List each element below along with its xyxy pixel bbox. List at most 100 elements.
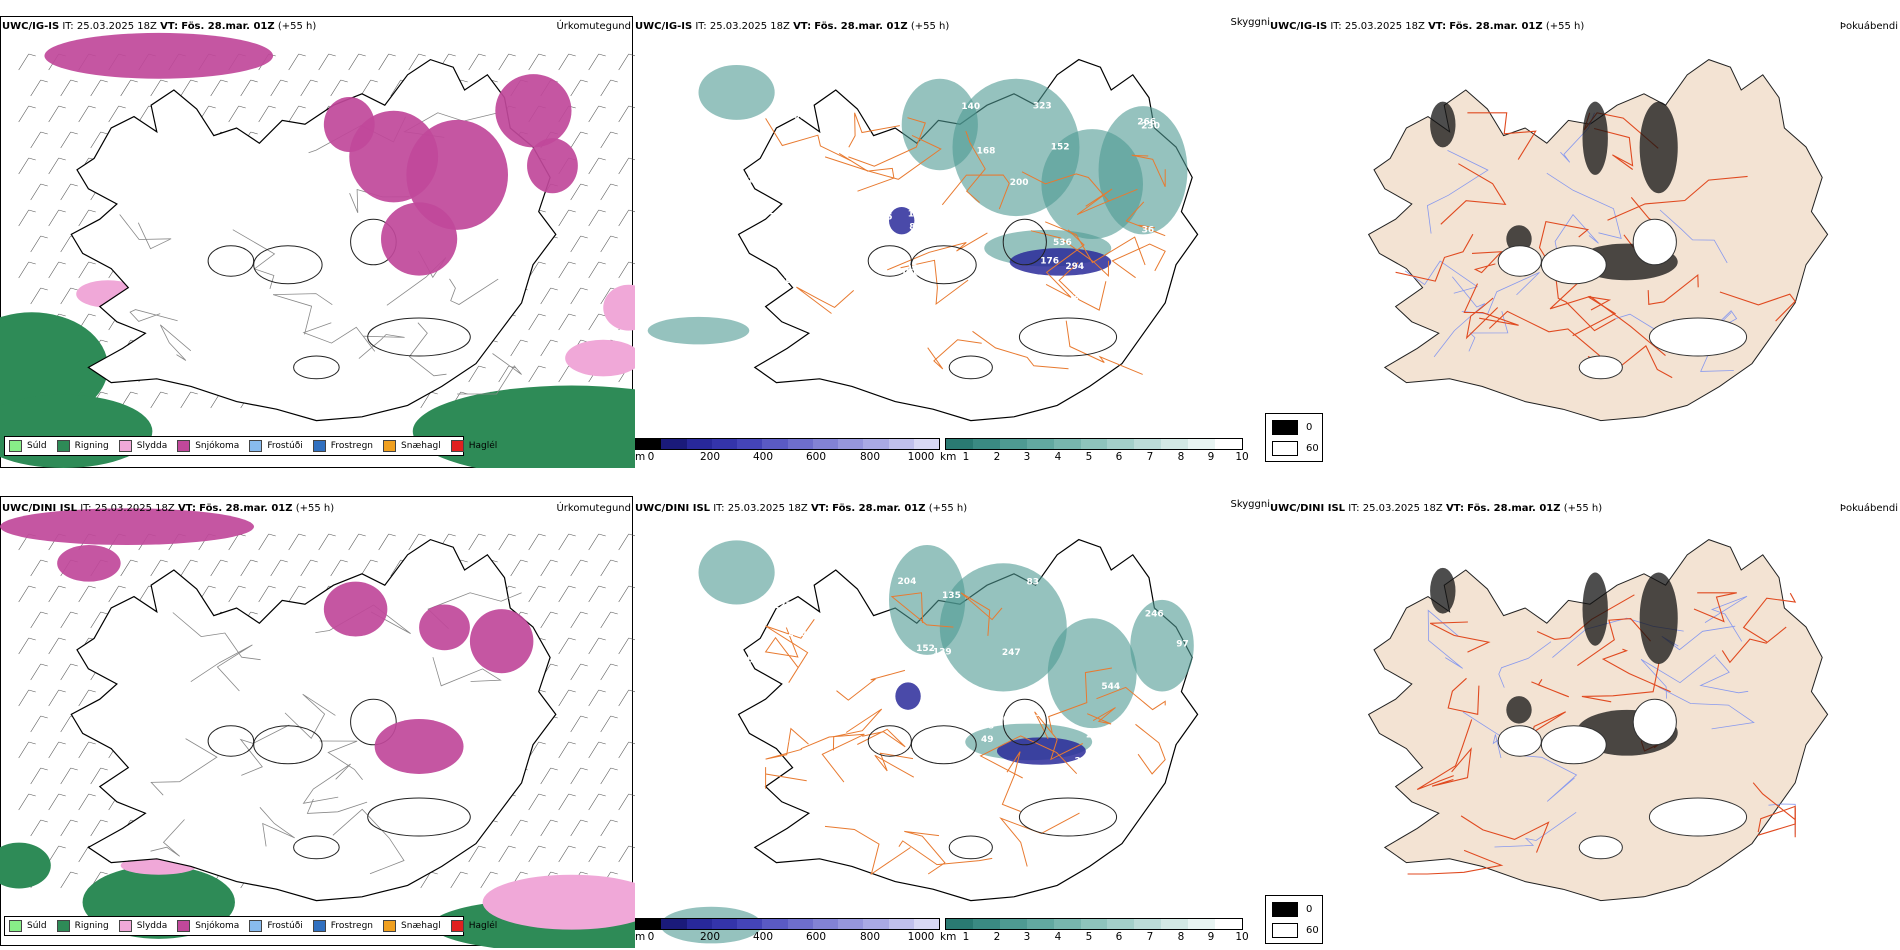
fog-indicator-map [1367,59,1829,422]
legend-item: Haglél [450,920,497,932]
legend-item: Súld [9,920,47,932]
wind-barb [628,533,635,537]
tick-label: 800 [859,451,881,463]
wind-barb [628,689,635,693]
wind-barb [618,53,629,71]
wind-barb [60,663,71,681]
cloud-base-label: 97 [1176,639,1189,649]
wind-barb [328,533,336,537]
wind-barb [538,689,546,693]
map-line [150,738,218,796]
wind-barb [388,533,396,537]
cloud-base-label: 152 [1051,143,1070,153]
wind-barb [508,585,516,589]
glacier-outline [253,245,323,285]
wind-barb [190,559,198,563]
wind-barb [588,845,599,863]
colorbar-cell [762,439,788,449]
wind-barb [118,585,126,589]
wind-barb [120,559,131,577]
wind-barb [618,637,629,655]
wind-barb [570,767,581,785]
wind-barb [78,261,89,279]
cloud-base-label: 173 [1023,709,1042,719]
map-line [1742,592,1797,643]
weather-area [469,609,534,674]
wind-barb [60,235,71,253]
map-line [1431,747,1472,787]
legend-item: Snæhagl [383,920,441,932]
wind-barb [550,663,558,667]
wind-barb [250,611,258,615]
wind-barb [600,287,611,305]
colorbar-cell [737,439,763,449]
wind-barb [28,793,36,797]
map-line [979,735,1078,779]
cloud-base-label: 428 [734,656,753,666]
colorbar-cell [863,919,889,929]
map-line [765,767,807,789]
wind-barb [598,845,606,849]
wind-barb [618,157,629,175]
map-line [1135,723,1166,775]
wind-barb [88,105,96,109]
legend-swatch [177,440,191,452]
panel-title: Þokuábendi [1839,503,1898,514]
wind-barb [48,261,59,279]
map-line [1693,592,1737,623]
cloud-base-label: 88 [909,222,922,232]
map-line [1045,221,1146,266]
wind-barb [570,287,581,305]
wind-barb [588,741,599,759]
wind-barb [48,741,59,759]
wind-barb [70,79,78,83]
wind-barb [250,79,258,83]
wind-barb [490,871,498,875]
wind-barb [580,715,588,719]
map-line [1447,677,1480,715]
wind-barb [558,689,569,707]
wind-barb [288,585,299,603]
wind-barb [340,79,348,83]
wind-barb [288,53,299,71]
wind-barb [18,105,29,123]
wind-barb [30,611,41,629]
wind-barb [460,79,468,83]
wind-barb [180,391,191,409]
tick-label: 4 [1054,931,1062,943]
wind-barb [588,585,599,603]
wind-barb [418,533,426,537]
wind-barb [88,209,96,213]
wind-barb [100,767,108,771]
wind-barb [610,611,618,615]
glacier-outline [1002,218,1047,266]
glacier-outline [367,317,471,357]
tick-label: 1 [962,451,970,463]
visibility-map: 2962281393053082782222394942815221030335… [660,538,1199,944]
map-line [1549,282,1666,357]
wind-barb [60,871,71,889]
wind-barb [558,313,569,331]
wind-barb [340,559,348,563]
map-line [1058,262,1107,311]
wind-barb [610,715,618,719]
tick-label: 6 [1115,931,1123,943]
wind-barb [70,287,78,291]
panel-title: Úrkomutegund [556,503,631,514]
wind-barb [478,53,486,57]
wind-barb [570,79,581,97]
wind-barb [540,559,551,577]
map-layer [1367,539,1829,902]
colorbar-cell [1215,919,1242,929]
wind-barb [628,585,635,589]
cloud-base-label: 308 [975,721,994,731]
wind-barb [600,767,611,785]
legend-swatch [450,920,464,932]
glacier-outline [867,725,912,757]
cloud-base-label: 428 [1096,572,1115,582]
wind-barb [40,663,48,667]
wind-barb [448,53,456,57]
wind-barb [58,105,66,109]
wind-barb [40,559,48,563]
map-line [1076,188,1138,216]
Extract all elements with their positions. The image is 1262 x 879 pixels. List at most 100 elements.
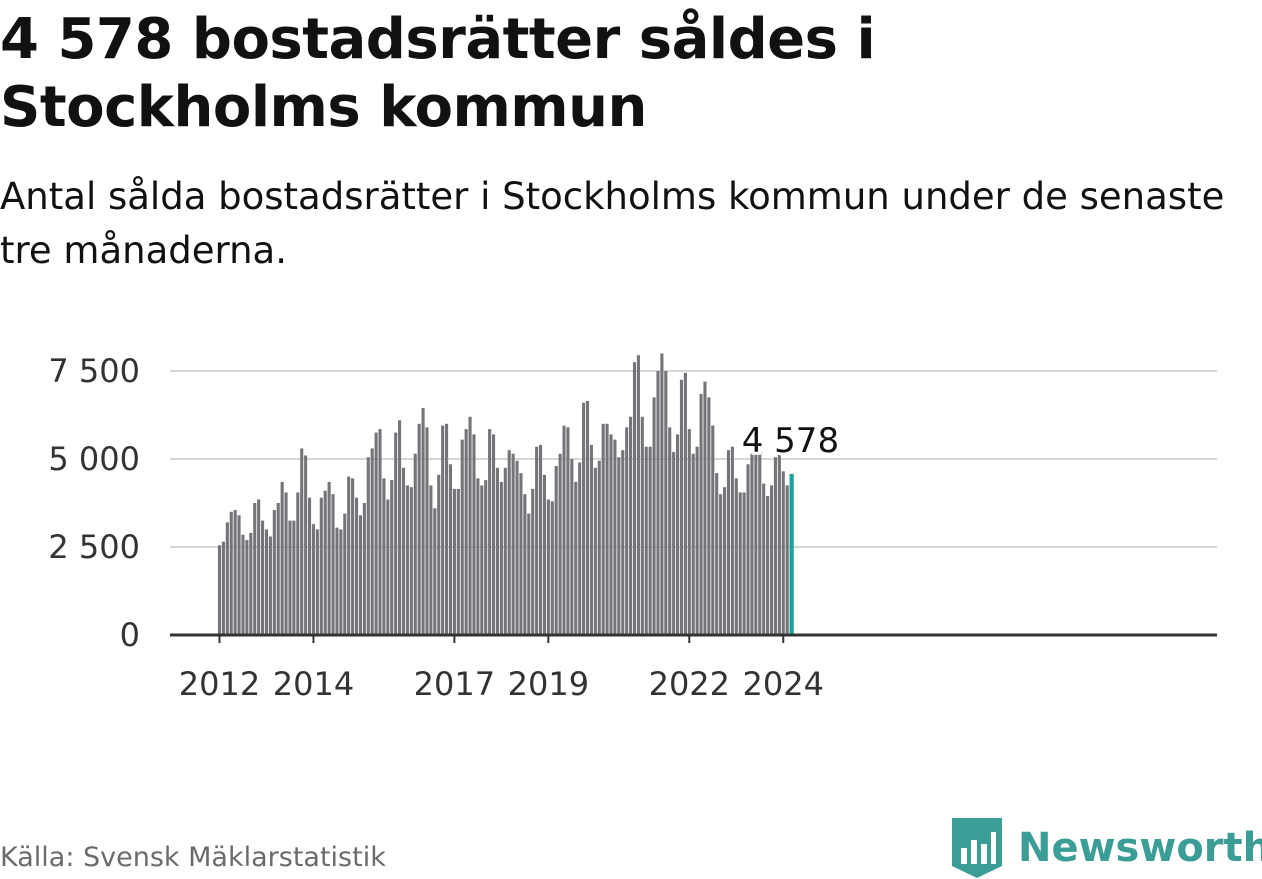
bar — [456, 488, 460, 635]
bar — [507, 450, 511, 635]
bar — [746, 464, 750, 635]
bar — [762, 483, 766, 635]
bar — [632, 362, 637, 635]
bar — [719, 494, 723, 635]
bar — [676, 434, 680, 635]
bar — [574, 481, 578, 635]
bar — [261, 520, 265, 635]
bar — [660, 353, 664, 635]
brand-logo: Newsworthy — [952, 818, 1262, 878]
bar — [390, 480, 394, 635]
bar — [766, 495, 770, 635]
bar — [339, 529, 343, 635]
bar — [578, 462, 582, 635]
bar — [644, 446, 648, 635]
bar — [492, 434, 496, 635]
bar — [515, 460, 519, 635]
bar — [730, 446, 734, 635]
labels: 0 2 500 5 000 7 500 2012 2014 2017 2019 2022 2024… — [48, 352, 842, 703]
bar — [558, 453, 562, 635]
bar — [636, 355, 640, 635]
bar — [468, 416, 472, 635]
bar — [715, 473, 719, 635]
bar — [511, 453, 515, 635]
newsworthy-logo-icon — [952, 818, 1002, 878]
bar — [331, 494, 335, 635]
bar — [664, 371, 668, 635]
bar — [523, 494, 527, 635]
bar — [527, 513, 531, 635]
bar — [358, 515, 362, 635]
bar — [691, 453, 695, 635]
bar — [437, 474, 441, 635]
bar — [519, 473, 523, 635]
bar — [640, 416, 644, 635]
bar — [382, 478, 386, 635]
bar — [656, 371, 660, 635]
bar — [652, 397, 656, 635]
bar — [726, 450, 730, 635]
bar — [264, 529, 269, 635]
y-tick-label: 2 500 — [48, 528, 140, 566]
x-tick-label: 2019 — [508, 665, 589, 703]
bar — [421, 407, 425, 635]
brand-name: Newsworthy — [1018, 825, 1262, 871]
bar — [351, 478, 355, 635]
bar — [300, 448, 304, 635]
bar — [394, 432, 398, 635]
bar — [276, 503, 280, 635]
bar — [488, 429, 492, 635]
bar — [695, 446, 699, 635]
bar — [668, 427, 672, 635]
bar — [445, 423, 449, 635]
bar — [323, 490, 327, 635]
bar — [625, 427, 629, 635]
bar — [535, 446, 539, 635]
bar — [319, 497, 323, 635]
bar — [398, 420, 402, 635]
bar — [378, 429, 382, 635]
bar — [217, 545, 222, 635]
bar — [335, 527, 339, 635]
highlight-bar — [789, 473, 794, 635]
bar — [687, 429, 691, 635]
bar — [429, 485, 433, 635]
bar — [374, 432, 378, 635]
bar — [441, 425, 445, 635]
bar — [425, 427, 429, 635]
bar — [703, 381, 707, 635]
bar — [460, 439, 464, 635]
bar — [480, 485, 484, 635]
bar — [648, 446, 652, 635]
y-tick-label: 5 000 — [48, 440, 140, 478]
bar-chart: 0 2 500 5 000 7 500 2012 2014 2017 2019 2022 2024… — [48, 352, 1217, 703]
bar — [229, 511, 233, 635]
bar — [597, 460, 601, 635]
bar — [582, 402, 586, 635]
bar — [253, 503, 257, 635]
bar — [554, 466, 558, 635]
bar — [503, 467, 507, 635]
bar — [758, 451, 762, 635]
bar — [777, 451, 781, 635]
bar — [566, 427, 570, 635]
bar — [315, 529, 319, 635]
bar — [754, 443, 758, 635]
bar — [409, 487, 413, 635]
bar — [304, 455, 308, 635]
bar — [472, 434, 476, 635]
bar — [546, 499, 550, 635]
bar — [617, 457, 621, 635]
bar — [621, 450, 625, 635]
x-tick-label: 2022 — [649, 665, 730, 703]
bar — [769, 485, 774, 635]
chart-title: 4 578 bostadsrätter såldes i Stockholms … — [0, 7, 876, 140]
bar — [401, 467, 406, 635]
y-tick-label: 0 — [120, 616, 140, 654]
bar — [241, 534, 245, 635]
bar — [734, 478, 738, 635]
bar — [538, 444, 543, 635]
bar — [272, 510, 276, 635]
bar — [288, 520, 292, 635]
bar — [550, 501, 554, 635]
=-=-=
» Short problem
Please count the lines in the listing above that contain the string "panel", where case counts, and give only the number.

» Response
2